## PROVIDED PASSAGE
[Start of section]
HIPAA, the patient health privacy law, is not only a medical/writing hot topic– but evidently a social media one as well.
Here at Redwood’s, I’ve blogged A LOT about HIPAA and writers violation of the act. You can read some of those posts by following the links:
My Author Beware series: Includes HIPAA basics and examples of frequent authorly violations.
Let’s look at a recent example that was social media focused and revolved around the Moore, OK F5 tornado that struck on May 20, 2013.
People, in general, want to be helpful. That’s one reason why social media is becoming an avenue to try and locate lost people. You’ll see missing children posters and even teens/adults posting pictures in hopes of finding biological parents that may have adopted them out.
During the crisis in Moore, an “ad” (poster, plea– whatever you’d like to call it) was put up on Facebook stating that a child had been found and said child was located at a hospital and gave the hospital’s number.
What surprised me, honestly, was the backlash of some against this photo decrying HIPAA violation.
Umm. . . well . . . no. Not. At. All.
In order to have a full fledged HIPAA violation, medical information has to be disclosed with a patient’s name. Since the sign had absolutely no medical information– there was no violation. Even if it had said the child was a patient (which is did not)– there still wouldn’t have been a violation because it didn’t disclose treatment and/or diagnosis.
This is really no different than calling up the ER and asking– “Hey, is John Doe a patient there?” Giving a patient location is not a HIPAA violation. Saying, “Oh, Yea– Johnny is here and let me tell you– he’s not feelin’ that broken femur after his blood alcohol came back at 0.5.”
But I digress.
See the difference?
Let’s cut people some slack– particularly when disasters strike their communities. Recognize the heart of what they were trying to do– get parent and child back together.
And let’s all continue to pray for this community.
[End of section]
## DATASET
[Start of section]
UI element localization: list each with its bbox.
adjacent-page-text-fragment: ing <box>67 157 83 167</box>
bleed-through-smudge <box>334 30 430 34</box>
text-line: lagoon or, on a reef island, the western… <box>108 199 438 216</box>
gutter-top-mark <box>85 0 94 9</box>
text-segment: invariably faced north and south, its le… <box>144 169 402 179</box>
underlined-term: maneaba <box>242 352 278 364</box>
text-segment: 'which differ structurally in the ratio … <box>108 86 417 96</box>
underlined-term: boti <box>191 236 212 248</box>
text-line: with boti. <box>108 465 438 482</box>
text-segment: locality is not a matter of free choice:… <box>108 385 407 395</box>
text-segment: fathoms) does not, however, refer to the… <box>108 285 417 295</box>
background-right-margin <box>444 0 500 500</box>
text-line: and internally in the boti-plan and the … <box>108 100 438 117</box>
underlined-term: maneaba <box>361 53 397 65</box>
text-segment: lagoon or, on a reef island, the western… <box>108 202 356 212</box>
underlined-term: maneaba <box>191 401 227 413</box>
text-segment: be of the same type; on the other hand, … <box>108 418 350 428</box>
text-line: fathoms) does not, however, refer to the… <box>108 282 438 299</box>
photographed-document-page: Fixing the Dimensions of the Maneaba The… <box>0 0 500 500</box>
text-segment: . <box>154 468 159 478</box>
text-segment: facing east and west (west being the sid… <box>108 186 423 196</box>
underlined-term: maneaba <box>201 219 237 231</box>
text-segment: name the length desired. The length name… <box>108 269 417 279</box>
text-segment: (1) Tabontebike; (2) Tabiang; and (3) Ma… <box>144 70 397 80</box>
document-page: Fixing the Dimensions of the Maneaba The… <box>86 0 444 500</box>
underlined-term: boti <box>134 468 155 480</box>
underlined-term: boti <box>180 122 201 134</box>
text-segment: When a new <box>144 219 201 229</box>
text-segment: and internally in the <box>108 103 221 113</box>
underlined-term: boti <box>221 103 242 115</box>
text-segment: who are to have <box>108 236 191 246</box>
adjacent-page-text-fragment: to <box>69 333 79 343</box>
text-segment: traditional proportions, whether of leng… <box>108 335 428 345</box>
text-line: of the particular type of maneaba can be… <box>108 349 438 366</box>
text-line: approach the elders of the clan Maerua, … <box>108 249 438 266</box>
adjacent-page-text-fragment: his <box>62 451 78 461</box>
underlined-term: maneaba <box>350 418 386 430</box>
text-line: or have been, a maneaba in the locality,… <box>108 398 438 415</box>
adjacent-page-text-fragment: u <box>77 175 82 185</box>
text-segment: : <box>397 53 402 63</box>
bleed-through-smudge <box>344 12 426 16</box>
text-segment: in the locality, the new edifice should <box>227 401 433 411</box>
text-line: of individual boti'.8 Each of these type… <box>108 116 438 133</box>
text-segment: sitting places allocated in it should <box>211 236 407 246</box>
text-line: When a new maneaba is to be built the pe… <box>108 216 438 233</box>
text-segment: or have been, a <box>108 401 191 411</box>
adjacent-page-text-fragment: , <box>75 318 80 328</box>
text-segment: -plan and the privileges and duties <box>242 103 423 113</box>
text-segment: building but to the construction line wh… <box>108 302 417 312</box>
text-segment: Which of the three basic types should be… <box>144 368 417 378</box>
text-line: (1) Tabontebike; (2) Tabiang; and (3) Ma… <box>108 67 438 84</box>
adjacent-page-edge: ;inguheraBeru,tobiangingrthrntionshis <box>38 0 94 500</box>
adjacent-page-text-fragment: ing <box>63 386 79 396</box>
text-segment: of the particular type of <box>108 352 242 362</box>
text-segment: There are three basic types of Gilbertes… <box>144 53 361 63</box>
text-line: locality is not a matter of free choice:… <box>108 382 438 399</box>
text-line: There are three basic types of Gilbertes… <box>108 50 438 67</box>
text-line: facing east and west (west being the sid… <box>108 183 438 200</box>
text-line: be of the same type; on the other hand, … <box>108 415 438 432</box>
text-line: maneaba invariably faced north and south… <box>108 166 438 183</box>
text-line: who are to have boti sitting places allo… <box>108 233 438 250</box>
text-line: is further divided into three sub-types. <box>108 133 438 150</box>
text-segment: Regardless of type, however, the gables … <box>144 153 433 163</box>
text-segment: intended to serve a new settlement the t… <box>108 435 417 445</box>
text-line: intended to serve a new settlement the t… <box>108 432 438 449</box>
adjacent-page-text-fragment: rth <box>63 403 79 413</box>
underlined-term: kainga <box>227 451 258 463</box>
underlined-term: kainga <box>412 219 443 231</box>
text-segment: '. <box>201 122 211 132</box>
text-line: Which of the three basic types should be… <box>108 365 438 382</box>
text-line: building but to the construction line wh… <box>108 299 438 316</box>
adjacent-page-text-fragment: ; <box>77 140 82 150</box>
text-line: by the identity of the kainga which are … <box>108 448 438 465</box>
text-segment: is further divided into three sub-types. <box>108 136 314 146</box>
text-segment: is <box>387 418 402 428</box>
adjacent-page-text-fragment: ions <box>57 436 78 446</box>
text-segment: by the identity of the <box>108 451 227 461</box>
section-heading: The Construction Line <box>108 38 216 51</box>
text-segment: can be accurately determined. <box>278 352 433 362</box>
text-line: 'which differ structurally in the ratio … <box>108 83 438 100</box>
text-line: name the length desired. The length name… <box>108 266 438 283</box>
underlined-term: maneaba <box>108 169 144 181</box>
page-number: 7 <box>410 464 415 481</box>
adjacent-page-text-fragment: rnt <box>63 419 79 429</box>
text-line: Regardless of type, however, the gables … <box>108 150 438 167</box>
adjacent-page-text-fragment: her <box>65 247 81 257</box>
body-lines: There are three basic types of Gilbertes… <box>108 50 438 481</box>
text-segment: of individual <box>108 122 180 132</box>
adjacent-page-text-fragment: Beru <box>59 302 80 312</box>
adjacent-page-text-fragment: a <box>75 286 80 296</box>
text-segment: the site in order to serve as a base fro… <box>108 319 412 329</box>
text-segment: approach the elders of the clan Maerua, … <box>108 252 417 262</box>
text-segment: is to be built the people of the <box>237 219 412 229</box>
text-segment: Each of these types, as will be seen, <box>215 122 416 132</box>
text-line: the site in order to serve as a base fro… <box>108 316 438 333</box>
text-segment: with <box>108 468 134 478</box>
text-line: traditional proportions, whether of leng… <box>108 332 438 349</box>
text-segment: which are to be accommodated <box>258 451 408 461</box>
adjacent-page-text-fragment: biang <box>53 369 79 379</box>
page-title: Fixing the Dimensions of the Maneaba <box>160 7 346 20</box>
[End of section]
## WHAT YOU WILL DO
[1] Please list the three things the Facebook ad in the HIPAA post stated or gave.
[2] According to the HIPAA post, on what date did the Moore, OK F5 tornado strike?

## ANSWER SET
[1]
- A child had been found.
- The child was located at a hospital.
- The hospital's phone number.

[2] May 20, 2013